#### Given exercise:
Make an exact copy of the entries below with the pictures removed.
◇ ◇ ◇ ◇
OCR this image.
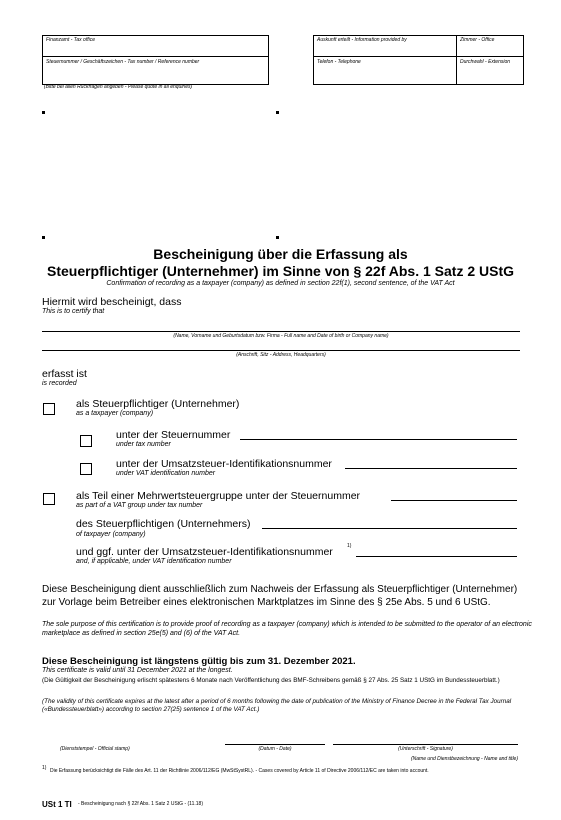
Finanzamt - Tax office
Steuernummer / Geschäftszeichen - Tax number / Reference number
(Bitte bei allen Rückfragen angeben - Please quote in all enquiries)
Auskunft erteilt - Information provided by	Zimmer - Office
Telefon - Telephone	Durchwahl - Extension
Bescheinigung über die Erfassung als
Steuerpflichtiger (Unternehmer) im Sinne von § 22f Abs. 1 Satz 2 UStG
Confirmation of recording as a taxpayer (company) as defined in section 22f(1), second sentence, of the VAT Act
Hiermit wird bescheinigt, dass
This is to certify that
(Name, Vorname und Geburtsdatum bzw. Firma - Full name and Date of birth or Company name)
(Anschrift, Sitz - Address, Headquarters)
erfasst ist
is recorded
als Steuerpflichtiger (Unternehmer)
as a taxpayer (company)
unter der Steuernummer
under tax number
unter der Umsatzsteuer-Identifikationsnummer
under VAT identification number
als Teil einer Mehrwertsteuergruppe unter der Steuernummer
as part of a VAT group under tax number
des Steuerpflichtigen (Unternehmers)
of taxpayer (company)
und ggf. unter der Umsatzsteuer-Identifikationsnummer	1)
and, if applicable, under VAT identification number
Diese Bescheinigung dient ausschließlich zum Nachweis der Erfassung als Steuerpflichtiger (Unternehmer) zur Vorlage beim Betreiber eines elektronischen Marktplatzes im Sinne des § 25e Abs. 5 und 6 UStG.
The sole purpose of this certification is to provide proof of recording as a taxpayer (company) which is intended to be submitted to the operator of an electronic marketplace as defined in section 25e(5) and (6) of the VAT Act.
Diese Bescheinigung ist längstens gültig bis zum 31. Dezember 2021.
This certificate is valid until 31 December 2021 at the longest.
(Die Gültigkeit der Bescheinigung erlischt spätestens 6 Monate nach Veröffentlichung des BMF-Schreibens gemäß § 27 Abs. 25 Satz 1 UStG im Bundessteuerblatt.)
(The validity of this certificate expires at the latest after a period of 6 months following the date of publication of the Ministry of Finance Decree in the Federal Tax Journal («Bundessteuerblatt») according to section 27(25) sentence 1 of the VAT Act.)
(Dienststempel - Official stamp)	(Datum - Date)	(Unterschrift - Signature)
(Name und Dienstbezeichnung - Name and title)
1) Die Erfassung berücksichtigt die Fälle des Art. 11 der Richtlinie 2006/112/EG (MwStSystRL). - Cases covered by Article 11 of Directive 2006/112/EC are taken into account.
USt 1 TI - Bescheinigung nach § 22f Abs. 1 Satz 2 UStG - (11.18)
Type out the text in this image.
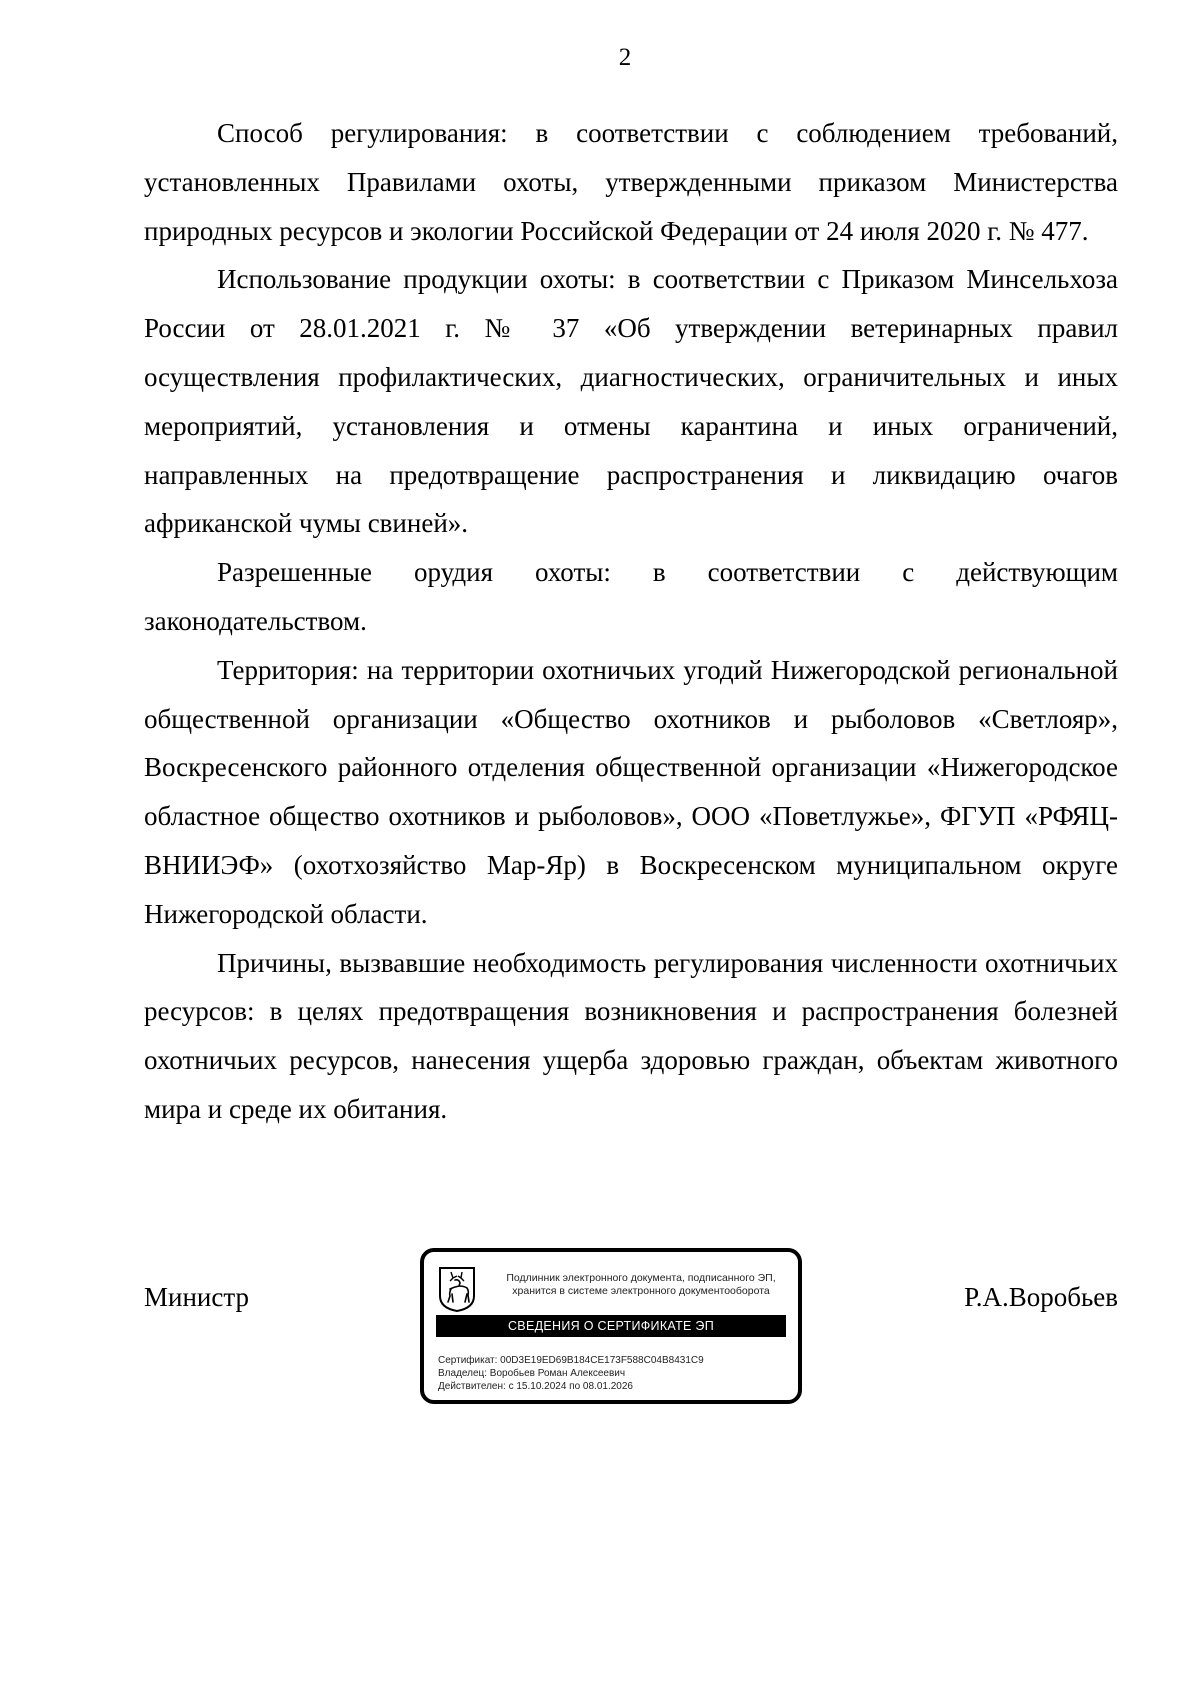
2

Способ регулирования: в соответствии с соблюдением требований, установленных Правилами охоты, утвержденными приказом Министерства природных ресурсов и экологии Российской Федерации от 24 июля 2020 г. № 477.

Использование продукции охоты: в соответствии с Приказом Минсельхоза России от 28.01.2021 г. № 37 «Об утверждении ветеринарных правил осуществления профилактических, диагностических, ограничительных и иных мероприятий, установления и отмены карантина и иных ограничений, направленных на предотвращение распространения и ликвидацию очагов африканской чумы свиней».

Разрешенные орудия охоты: в соответствии с действующим законодательством.

Территория: на территории охотничьих угодий Нижегородской региональной общественной организации «Общество охотников и рыболовов «Светлояр», Воскресенского районного отделения общественной организации «Нижегородское областное общество охотников и рыболовов», ООО «Поветлужье», ФГУП «РФЯЦ-ВНИИЭФ» (охотхозяйство Мар-Яр) в Воскресенском муниципальном округе Нижегородской области.

Причины, вызвавшие необходимость регулирования численности охотничьих ресурсов: в целях предотвращения возникновения и распространения болезней охотничьих ресурсов, нанесения ущерба здоровью граждан, объектам животного мира и среде их обитания.

Министр
Подлинник электронного документа, подписанного ЭП,
хранится в системе электронного документооборота
СВЕДЕНИЯ О СЕРТИФИКАТЕ ЭП
Сертификат: 00D3E19ED69B184CE173F588C04B8431C9
Владелец: Воробьев Роман Алексеевич
Действителен: с 15.10.2024 по 08.01.2026
Р.А.Воробьев
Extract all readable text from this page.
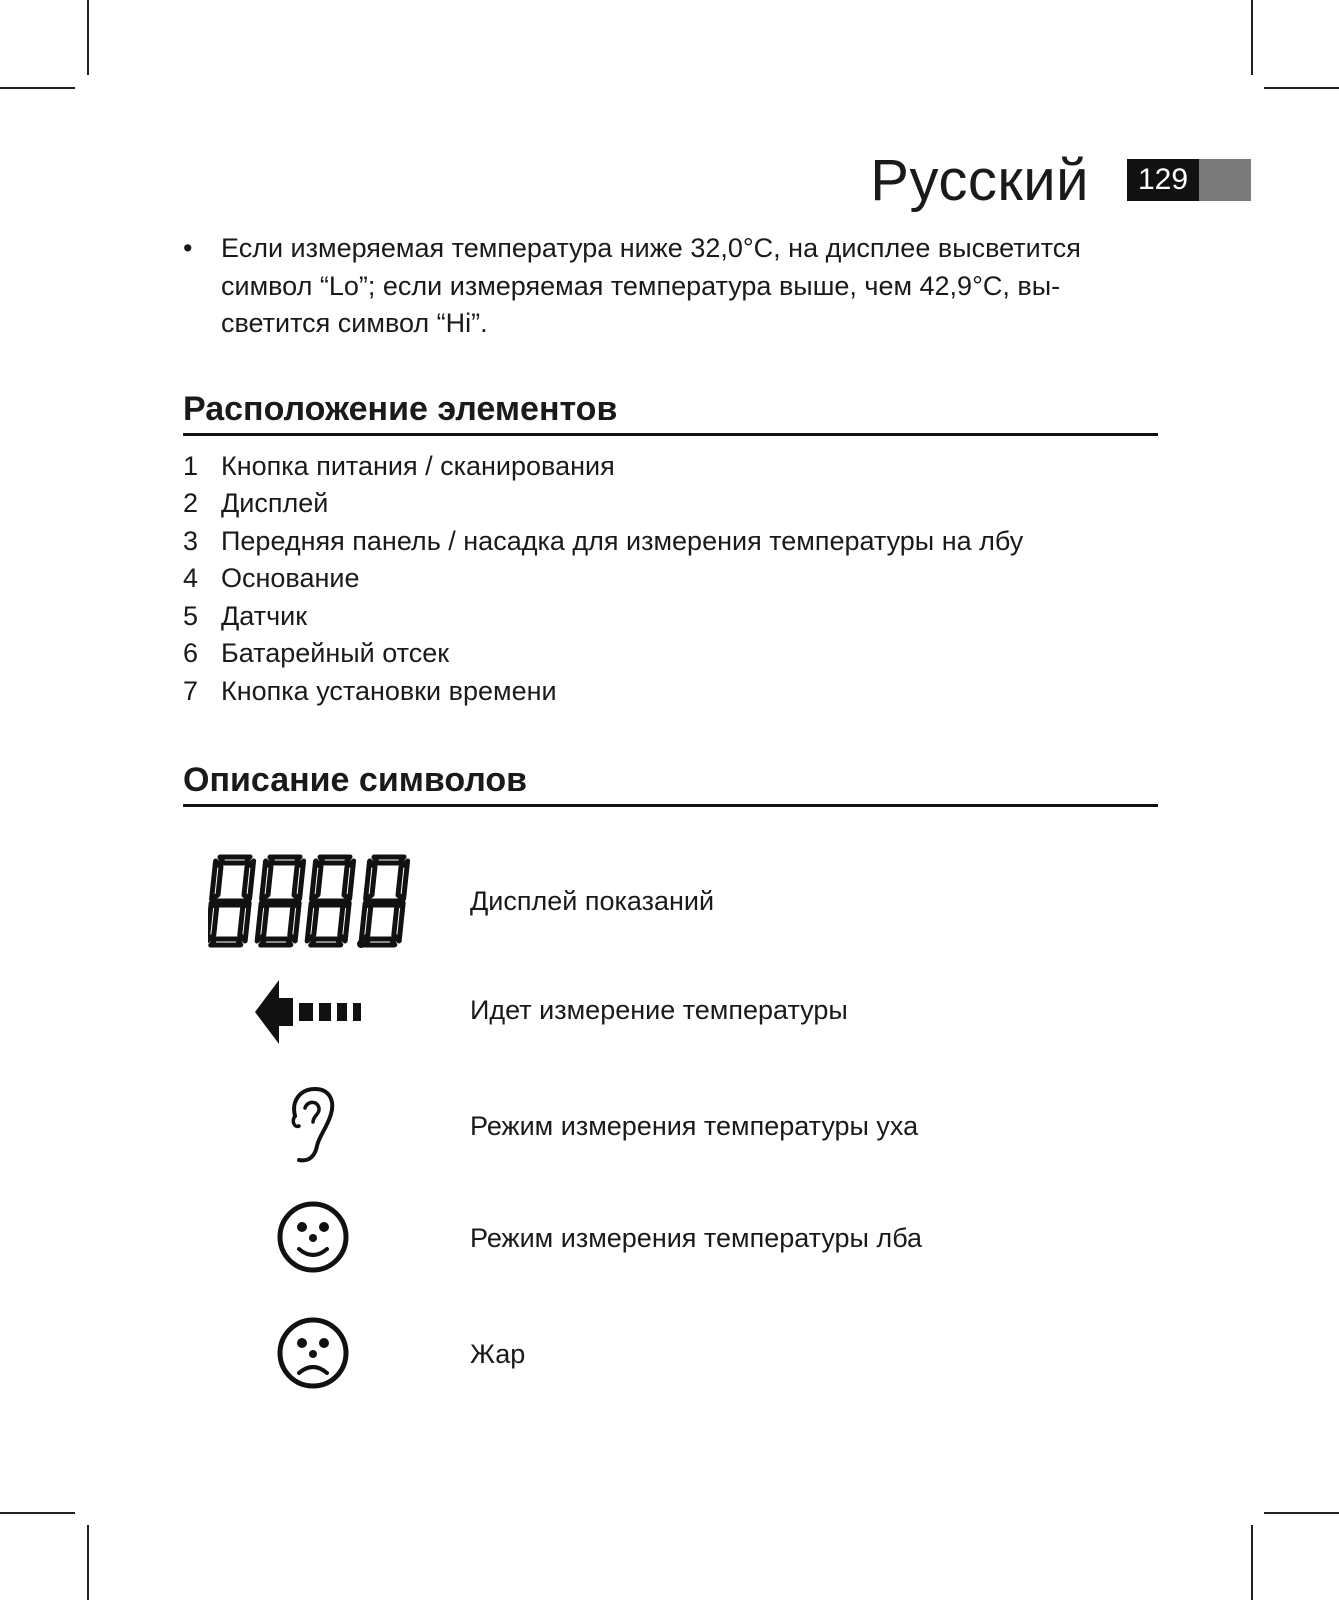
Русский	129
• Если измеряемая температура ниже 32,0°C, на дисплее высветится
символ “Lo”; если измеряемая температура выше, чем 42,9°C, вы-
светится символ “Hi”.
Расположение элементов
1 Кнопка питания / сканирования
2 Дисплей
3 Передняя панель / насадка для измерения температуры на лбу
4 Основание
5 Датчик
6 Батарейный отсек
7 Кнопка установки времени
Описание символов
Дисплей показаний
Идет измерение температуры
Режим измерения температуры уха
Режим измерения температуры лба
Жар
◇ ◇ ◇ ◇
#### The result:
OCR this image.
Finanzamt - Tax office
Steuernummer / Geschäftszeichen - Tax number / Reference number
(Bitte bei allen Rückfragen angeben - Please quote in all enquiries)
Auskunft erteilt - Information provided by	Zimmer - Office
Telefon - Telephone	Durchwahl - Extension
Bescheinigung über die Erfassung als
Steuerpflichtiger (Unternehmer) im Sinne von § 22f Abs. 1 Satz 2 UStG
Confirmation of recording as a taxpayer (company) as defined in section 22f(1), second sentence, of the VAT Act
Hiermit wird bescheinigt, dass
This is to certify that
(Name, Vorname und Geburtsdatum bzw. Firma - Full name and Date of birth or Company name)
(Anschrift, Sitz - Address, Headquarters)
erfasst ist
is recorded
als Steuerpflichtiger (Unternehmer)
as a taxpayer (company)
unter der Steuernummer
under tax number
unter der Umsatzsteuer-Identifikationsnummer
under VAT identification number
als Teil einer Mehrwertsteuergruppe unter der Steuernummer
as part of a VAT group under tax number
des Steuerpflichtigen (Unternehmers)
of taxpayer (company)
und ggf. unter der Umsatzsteuer-Identifikationsnummer	1)
and, if applicable, under VAT identification number
Diese Bescheinigung dient ausschließlich zum Nachweis der Erfassung als Steuerpflichtiger (Unternehmer) zur Vorlage beim Betreiber eines elektronischen Marktplatzes im Sinne des § 25e Abs. 5 und 6 UStG.
The sole purpose of this certification is to provide proof of recording as a taxpayer (company) which is intended to be submitted to the operator of an electronic marketplace as defined in section 25e(5) and (6) of the VAT Act.
Diese Bescheinigung ist längstens gültig bis zum 31. Dezember 2021.
This certificate is valid until 31 December 2021 at the longest.
(Die Gültigkeit der Bescheinigung erlischt spätestens 6 Monate nach Veröffentlichung des BMF-Schreibens gemäß § 27 Abs. 25 Satz 1 UStG im Bundessteuerblatt.)
(The validity of this certificate expires at the latest after a period of 6 months following the date of publication of the Ministry of Finance Decree in the Federal Tax Journal («Bundessteuerblatt») according to section 27(25) sentence 1 of the VAT Act.)
(Dienststempel - Official stamp)	(Datum - Date)	(Unterschrift - Signature)
(Name und Dienstbezeichnung - Name and title)
1) Die Erfassung berücksichtigt die Fälle des Art. 11 der Richtlinie 2006/112/EG (MwStSystRL). - Cases covered by Article 11 of Directive 2006/112/EC are taken into account.
USt 1 TI - Bescheinigung nach § 22f Abs. 1 Satz 2 UStG - (11.18)
Type out the text in this image.
2

Способ регулирования: в соответствии с соблюдением требований, установленных Правилами охоты, утвержденными приказом Министерства природных ресурсов и экологии Российской Федерации от 24 июля 2020 г. № 477.

Использование продукции охоты: в соответствии с Приказом Минсельхоза России от 28.01.2021 г. № 37 «Об утверждении ветеринарных правил осуществления профилактических, диагностических, ограничительных и иных мероприятий, установления и отмены карантина и иных ограничений, направленных на предотвращение распространения и ликвидацию очагов африканской чумы свиней».

Разрешенные орудия охоты: в соответствии с действующим законодательством.

Территория: на территории охотничьих угодий Нижегородской региональной общественной организации «Общество охотников и рыболовов «Светлояр», Воскресенского районного отделения общественной организации «Нижегородское областное общество охотников и рыболовов», ООО «Поветлужье», ФГУП «РФЯЦ-ВНИИЭФ» (охотхозяйство Мар-Яр) в Воскресенском муниципальном округе Нижегородской области.

Причины, вызвавшие необходимость регулирования численности охотничьих ресурсов: в целях предотвращения возникновения и распространения болезней охотничьих ресурсов, нанесения ущерба здоровью граждан, объектам животного мира и среде их обитания.

Министр
Подлинник электронного документа, подписанного ЭП,
хранится в системе электронного документооборота
СВЕДЕНИЯ О СЕРТИФИКАТЕ ЭП
Сертификат: 00D3E19ED69B184CE173F588C04B8431C9
Владелец: Воробьев Роман Алексеевич
Действителен: с 15.10.2024 по 08.01.2026
Р.А.Воробьев
Extract all readable text from this page.
Русский	129
• Если измеряемая температура ниже 32,0°C, на дисплее высветится
символ “Lo”; если измеряемая температура выше, чем 42,9°C, вы-
светится символ “Hi”.
Расположение элементов
1 Кнопка питания / сканирования
2 Дисплей
3 Передняя панель / насадка для измерения температуры на лбу
4 Основание
5 Датчик
6 Батарейный отсек
7 Кнопка установки времени
Описание символов
Дисплей показаний
Идет измерение температуры
Режим измерения температуры уха
Режим измерения температуры лба
Жар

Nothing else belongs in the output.